*PROMPT 1:*
Rewrite the entries as a numbered list, from the line that contains "UI element localization: list" through the line that contains "- scroll-thumb[interactable]: [475, 135, 478, 177]", both lines included. Skip blank lines and leave the pictures out.

Indexing Performance

  • To help analyze consumption of system resources and optimize indexes, this Studio view tracks all of your indexes.
    It shows the activities, resource usage, and performance of each index over time.
  • You can see what happens during each indexing batch, including errors if there are any.
  • Each stage of an indexing process is represented graphically by a colored stripe to show the length of time elapsed.
  • Hovering over various indexing stages shows detailed statistics about the resource usage and performance of each stage.
  • You can export an interactive snapshot of the indexing statistics to a colleague or to RavenDB technical support.

In this page:

Indexing Performance View

Indexing Performance View

Indexing Performance View

  1. Indexes tab
    Click to reveal the Studio indexing options.
  2. Indexing Performance
    Select to see the Indexing Performance view.
  3. Current Database
    Make sure that this is the database that you want to analyze.

*RECORDS PROVIDED:*
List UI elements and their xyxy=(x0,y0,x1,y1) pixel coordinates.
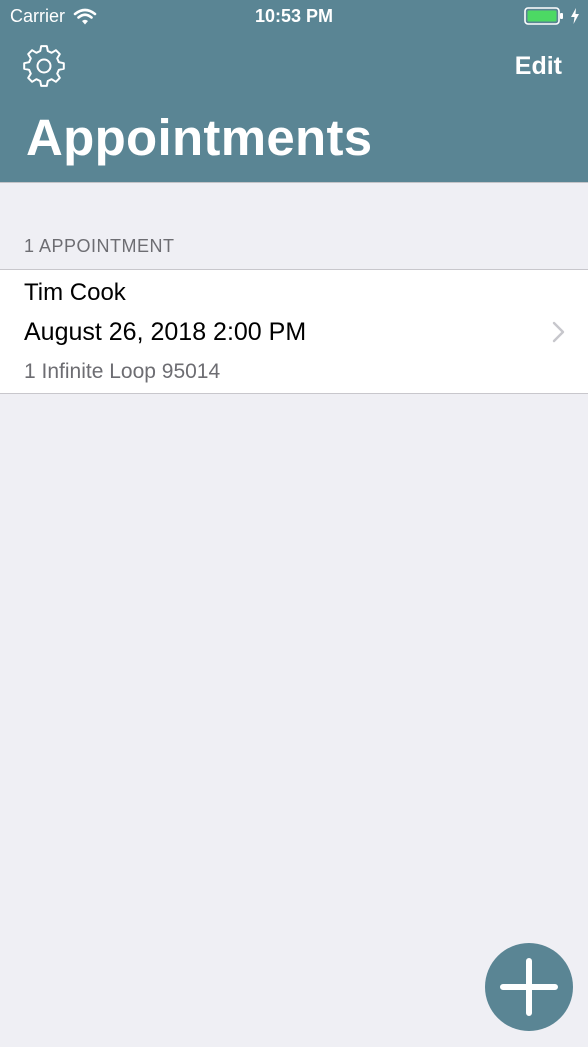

---

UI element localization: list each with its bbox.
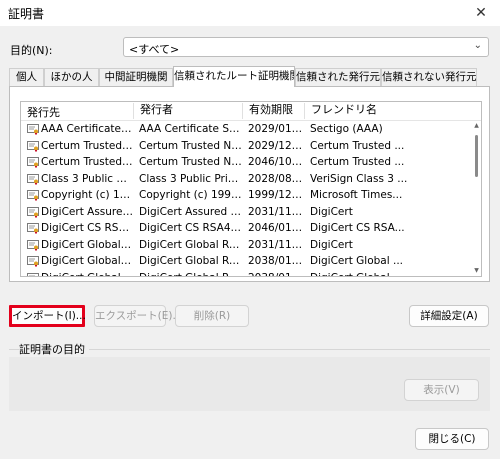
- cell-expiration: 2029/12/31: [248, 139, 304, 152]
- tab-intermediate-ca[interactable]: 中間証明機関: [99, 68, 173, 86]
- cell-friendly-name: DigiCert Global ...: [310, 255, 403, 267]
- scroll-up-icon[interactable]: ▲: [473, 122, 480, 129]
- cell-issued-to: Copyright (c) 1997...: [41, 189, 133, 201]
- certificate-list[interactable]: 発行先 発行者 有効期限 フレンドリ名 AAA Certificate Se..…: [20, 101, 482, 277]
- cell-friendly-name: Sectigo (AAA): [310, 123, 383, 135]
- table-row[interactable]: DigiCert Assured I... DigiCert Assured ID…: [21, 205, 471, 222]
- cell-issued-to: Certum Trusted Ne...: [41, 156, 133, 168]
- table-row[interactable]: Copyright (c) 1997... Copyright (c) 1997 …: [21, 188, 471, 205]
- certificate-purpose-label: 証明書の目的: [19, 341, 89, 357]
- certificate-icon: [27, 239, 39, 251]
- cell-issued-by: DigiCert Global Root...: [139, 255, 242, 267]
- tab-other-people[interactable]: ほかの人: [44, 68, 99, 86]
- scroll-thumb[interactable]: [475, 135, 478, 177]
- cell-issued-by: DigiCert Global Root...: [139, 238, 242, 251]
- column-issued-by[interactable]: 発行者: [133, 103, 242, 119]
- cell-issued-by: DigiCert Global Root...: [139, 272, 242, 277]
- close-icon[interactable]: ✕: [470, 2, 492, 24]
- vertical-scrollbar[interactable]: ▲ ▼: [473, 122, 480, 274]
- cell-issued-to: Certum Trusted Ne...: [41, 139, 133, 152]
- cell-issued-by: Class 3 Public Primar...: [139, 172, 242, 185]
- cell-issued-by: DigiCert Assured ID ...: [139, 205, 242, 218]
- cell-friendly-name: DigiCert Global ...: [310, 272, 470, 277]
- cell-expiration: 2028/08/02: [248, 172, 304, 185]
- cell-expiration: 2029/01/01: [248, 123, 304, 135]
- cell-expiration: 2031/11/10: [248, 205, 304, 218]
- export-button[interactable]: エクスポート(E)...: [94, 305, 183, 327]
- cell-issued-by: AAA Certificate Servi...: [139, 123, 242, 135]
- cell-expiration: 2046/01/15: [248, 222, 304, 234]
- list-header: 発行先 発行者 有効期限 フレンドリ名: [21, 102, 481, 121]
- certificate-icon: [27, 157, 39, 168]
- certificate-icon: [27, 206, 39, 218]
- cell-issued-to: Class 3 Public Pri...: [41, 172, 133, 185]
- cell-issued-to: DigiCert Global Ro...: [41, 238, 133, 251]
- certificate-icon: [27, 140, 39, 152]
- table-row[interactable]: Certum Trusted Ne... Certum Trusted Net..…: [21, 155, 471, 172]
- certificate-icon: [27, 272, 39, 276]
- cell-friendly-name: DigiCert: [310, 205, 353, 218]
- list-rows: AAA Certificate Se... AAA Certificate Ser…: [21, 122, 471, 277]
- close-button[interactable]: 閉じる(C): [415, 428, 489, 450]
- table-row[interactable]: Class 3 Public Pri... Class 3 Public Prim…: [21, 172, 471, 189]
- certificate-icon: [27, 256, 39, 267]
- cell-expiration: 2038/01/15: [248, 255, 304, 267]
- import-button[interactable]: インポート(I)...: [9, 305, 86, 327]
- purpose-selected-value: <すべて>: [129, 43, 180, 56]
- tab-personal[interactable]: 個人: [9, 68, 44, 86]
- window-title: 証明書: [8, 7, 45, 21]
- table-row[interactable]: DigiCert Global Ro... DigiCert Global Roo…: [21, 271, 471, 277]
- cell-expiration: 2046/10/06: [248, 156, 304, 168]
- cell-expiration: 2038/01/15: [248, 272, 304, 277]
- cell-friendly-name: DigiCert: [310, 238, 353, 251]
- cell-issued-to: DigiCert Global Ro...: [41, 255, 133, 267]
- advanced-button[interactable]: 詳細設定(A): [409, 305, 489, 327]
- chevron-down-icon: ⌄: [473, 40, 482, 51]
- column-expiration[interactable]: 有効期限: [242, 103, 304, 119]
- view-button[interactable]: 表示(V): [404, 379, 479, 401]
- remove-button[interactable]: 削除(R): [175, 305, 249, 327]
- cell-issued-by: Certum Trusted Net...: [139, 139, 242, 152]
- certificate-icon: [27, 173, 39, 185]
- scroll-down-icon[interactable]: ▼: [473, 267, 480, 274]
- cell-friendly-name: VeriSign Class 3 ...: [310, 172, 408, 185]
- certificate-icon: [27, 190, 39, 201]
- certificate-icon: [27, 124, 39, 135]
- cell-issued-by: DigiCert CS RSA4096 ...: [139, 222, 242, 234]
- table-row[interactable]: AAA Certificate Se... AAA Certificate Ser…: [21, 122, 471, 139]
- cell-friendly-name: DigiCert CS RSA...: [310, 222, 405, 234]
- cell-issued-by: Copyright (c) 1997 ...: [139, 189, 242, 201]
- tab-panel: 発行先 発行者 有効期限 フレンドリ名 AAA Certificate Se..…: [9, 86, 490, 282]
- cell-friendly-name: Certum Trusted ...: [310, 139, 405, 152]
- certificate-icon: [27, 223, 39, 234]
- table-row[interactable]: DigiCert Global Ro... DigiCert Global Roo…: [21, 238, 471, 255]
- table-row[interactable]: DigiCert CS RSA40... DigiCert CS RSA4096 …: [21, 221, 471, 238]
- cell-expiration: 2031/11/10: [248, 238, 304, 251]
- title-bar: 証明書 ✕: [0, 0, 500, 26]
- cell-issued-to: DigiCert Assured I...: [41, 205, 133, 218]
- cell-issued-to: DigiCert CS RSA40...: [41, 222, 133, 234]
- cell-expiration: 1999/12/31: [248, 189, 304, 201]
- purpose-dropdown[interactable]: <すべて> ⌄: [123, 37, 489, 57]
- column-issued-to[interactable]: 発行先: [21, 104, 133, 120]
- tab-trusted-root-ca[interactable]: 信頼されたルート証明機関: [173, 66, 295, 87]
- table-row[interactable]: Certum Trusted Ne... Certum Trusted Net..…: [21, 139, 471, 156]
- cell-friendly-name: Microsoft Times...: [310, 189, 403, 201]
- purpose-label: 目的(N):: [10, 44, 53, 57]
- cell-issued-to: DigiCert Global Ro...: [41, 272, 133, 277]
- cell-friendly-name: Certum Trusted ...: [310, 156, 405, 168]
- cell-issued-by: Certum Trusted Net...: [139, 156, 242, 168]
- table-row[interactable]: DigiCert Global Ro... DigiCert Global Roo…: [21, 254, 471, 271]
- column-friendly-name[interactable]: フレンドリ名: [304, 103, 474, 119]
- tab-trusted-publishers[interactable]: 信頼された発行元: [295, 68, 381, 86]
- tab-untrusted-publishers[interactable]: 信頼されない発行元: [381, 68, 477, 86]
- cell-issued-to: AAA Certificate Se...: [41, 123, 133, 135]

*PROMPT 2:*
Continue the page on RavenDB Studio's Indexing Performance view, starting right after its final sentence.

*WRITTEN RESPONSE 1:*
1. UI element localization: list each with its bbox.
2. - cell-expiration: 2029/12/31: [248, 139, 304, 152]
3. - tab-intermediate-ca[interactable]: 中間証明機関: [99, 68, 173, 86]
4. - cell-friendly-name: DigiCert Global ...: [310, 255, 403, 267]
5. - scroll-up-icon[interactable]: ▲: [473, 122, 480, 129]
6. - cell-issued-to: Copyright (c) 1997...: [41, 189, 133, 201]
7. - certificate-list[interactable]: 発行先 発行者 有効期限 フレンドリ名 AAA Certificate Se..…: [20, 101, 482, 277]
8. - cell-friendly-name: Sectigo (AAA): [310, 123, 383, 135]
9. - table-row[interactable]: DigiCert Assured I... DigiCert Assured ID…: [21, 205, 471, 222]
10. - cell-issued-to: Certum Trusted Ne...: [41, 156, 133, 168]
11. - table-row[interactable]: Copyright (c) 1997... Copyright (c) 1997 …: [21, 188, 471, 205]
12. - certificate-purpose-label: 証明書の目的: [19, 341, 89, 357]
13. - certificate-icon: [27, 239, 39, 251]
14. - cell-issued-by: DigiCert Global Root...: [139, 255, 242, 267]
15. - tab-other-people[interactable]: ほかの人: [44, 68, 99, 86]
16. - scroll-thumb[interactable]: [475, 135, 478, 177]

*WRITTEN RESPONSE 2:*
  4. Filter
    Write keywords from the index names (such as which collection or specifications) to see only indexes with these keywords in the definition.
  5. Expand All
    Click to see the details of all index tracks at once.
  6. Export
    Click to download an interactive snapshot of the indexing statistics so that you can send it to RavenDB technical support.
  7. Import
    Click to upload and analyze an interactive snapshot that was sent to you.
  8. General Timeline
    • Spikes and elevated plateaus show when the indexes were active.
    • Vertical lines show time-lapses until a batch process started.
    • The red area represents the area that is zoomed in below. Enlarge or shrink it to zoom in and out below.
  9. Auto/Orders/ByOrderedAt (Expanded Track)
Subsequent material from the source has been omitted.